--- Begin ---

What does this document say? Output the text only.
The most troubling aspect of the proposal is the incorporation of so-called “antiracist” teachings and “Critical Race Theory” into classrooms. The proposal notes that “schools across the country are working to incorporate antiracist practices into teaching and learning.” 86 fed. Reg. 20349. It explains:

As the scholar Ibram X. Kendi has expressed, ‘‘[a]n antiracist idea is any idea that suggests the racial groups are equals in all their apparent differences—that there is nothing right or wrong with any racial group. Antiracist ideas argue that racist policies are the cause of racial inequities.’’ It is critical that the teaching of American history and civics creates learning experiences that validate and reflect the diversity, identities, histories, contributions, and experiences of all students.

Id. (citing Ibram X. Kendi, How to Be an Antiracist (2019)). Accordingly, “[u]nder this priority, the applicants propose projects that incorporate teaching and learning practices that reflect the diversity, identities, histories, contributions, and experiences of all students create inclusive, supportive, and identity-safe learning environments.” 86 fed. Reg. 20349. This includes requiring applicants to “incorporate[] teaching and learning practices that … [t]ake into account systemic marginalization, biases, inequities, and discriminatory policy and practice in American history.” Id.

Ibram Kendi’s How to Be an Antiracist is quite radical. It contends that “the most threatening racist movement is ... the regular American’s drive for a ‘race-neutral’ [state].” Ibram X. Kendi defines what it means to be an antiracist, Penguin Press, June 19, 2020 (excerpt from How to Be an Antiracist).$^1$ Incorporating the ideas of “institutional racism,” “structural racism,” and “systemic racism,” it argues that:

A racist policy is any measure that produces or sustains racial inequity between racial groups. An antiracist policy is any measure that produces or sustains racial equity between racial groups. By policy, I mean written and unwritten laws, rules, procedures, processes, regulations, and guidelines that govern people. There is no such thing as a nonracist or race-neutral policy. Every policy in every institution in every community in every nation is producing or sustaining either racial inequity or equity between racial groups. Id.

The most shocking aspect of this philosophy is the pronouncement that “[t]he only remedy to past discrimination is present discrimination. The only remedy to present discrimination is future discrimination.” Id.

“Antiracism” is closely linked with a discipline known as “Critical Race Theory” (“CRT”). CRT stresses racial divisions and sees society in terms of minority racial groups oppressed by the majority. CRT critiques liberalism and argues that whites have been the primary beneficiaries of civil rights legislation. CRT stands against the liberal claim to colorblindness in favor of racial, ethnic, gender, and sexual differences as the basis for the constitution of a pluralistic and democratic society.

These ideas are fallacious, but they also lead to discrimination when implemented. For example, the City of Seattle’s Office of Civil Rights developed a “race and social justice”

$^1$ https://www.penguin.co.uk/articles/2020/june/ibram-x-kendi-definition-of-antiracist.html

--- End ---

### The request
Quote all of the entries exactly as they appear.

### Exercise output
What does this document say? Output the text only.
The most troubling aspect of the proposal is the incorporation of so-called “antiracist” teachings and “Critical Race Theory” into classrooms. The proposal notes that “schools across the country are working to incorporate antiracist practices into teaching and learning.” 86 fed. Reg. 20349. It explains:

As the scholar Ibram X. Kendi has expressed, ‘‘[a]n antiracist idea is any idea that suggests the racial groups are equals in all their apparent differences—that there is nothing right or wrong with any racial group. Antiracist ideas argue that racist policies are the cause of racial inequities.’’ It is critical that the teaching of American history and civics creates learning experiences that validate and reflect the diversity, identities, histories, contributions, and experiences of all students.

Id. (citing Ibram X. Kendi, How to Be an Antiracist (2019)). Accordingly, “[u]nder this priority, the applicants propose projects that incorporate teaching and learning practices that reflect the diversity, identities, histories, contributions, and experiences of all students create inclusive, supportive, and identity-safe learning environments.” 86 fed. Reg. 20349. This includes requiring applicants to “incorporate[] teaching and learning practices that … [t]ake into account systemic marginalization, biases, inequities, and discriminatory policy and practice in American history.” Id.

Ibram Kendi’s How to Be an Antiracist is quite radical. It contends that “the most threatening racist movement is ... the regular American’s drive for a ‘race-neutral’ [state].” Ibram X. Kendi defines what it means to be an antiracist, Penguin Press, June 19, 2020 (excerpt from How to Be an Antiracist).$^1$ Incorporating the ideas of “institutional racism,” “structural racism,” and “systemic racism,” it argues that:

A racist policy is any measure that produces or sustains racial inequity between racial groups. An antiracist policy is any measure that produces or sustains racial equity between racial groups. By policy, I mean written and unwritten laws, rules, procedures, processes, regulations, and guidelines that govern people. There is no such thing as a nonracist or race-neutral policy. Every policy in every institution in every community in every nation is producing or sustaining either racial inequity or equity between racial groups. Id.

The most shocking aspect of this philosophy is the pronouncement that “[t]he only remedy to past discrimination is present discrimination. The only remedy to present discrimination is future discrimination.” Id.

“Antiracism” is closely linked with a discipline known as “Critical Race Theory” (“CRT”). CRT stresses racial divisions and sees society in terms of minority racial groups oppressed by the majority. CRT critiques liberalism and argues that whites have been the primary beneficiaries of civil rights legislation. CRT stands against the liberal claim to colorblindness in favor of racial, ethnic, gender, and sexual differences as the basis for the constitution of a pluralistic and democratic society.

These ideas are fallacious, but they also lead to discrimination when implemented. For example, the City of Seattle’s Office of Civil Rights developed a “race and social justice”

$^1$ https://www.penguin.co.uk/articles/2020/june/ibram-x-kendi-definition-of-antiracist.html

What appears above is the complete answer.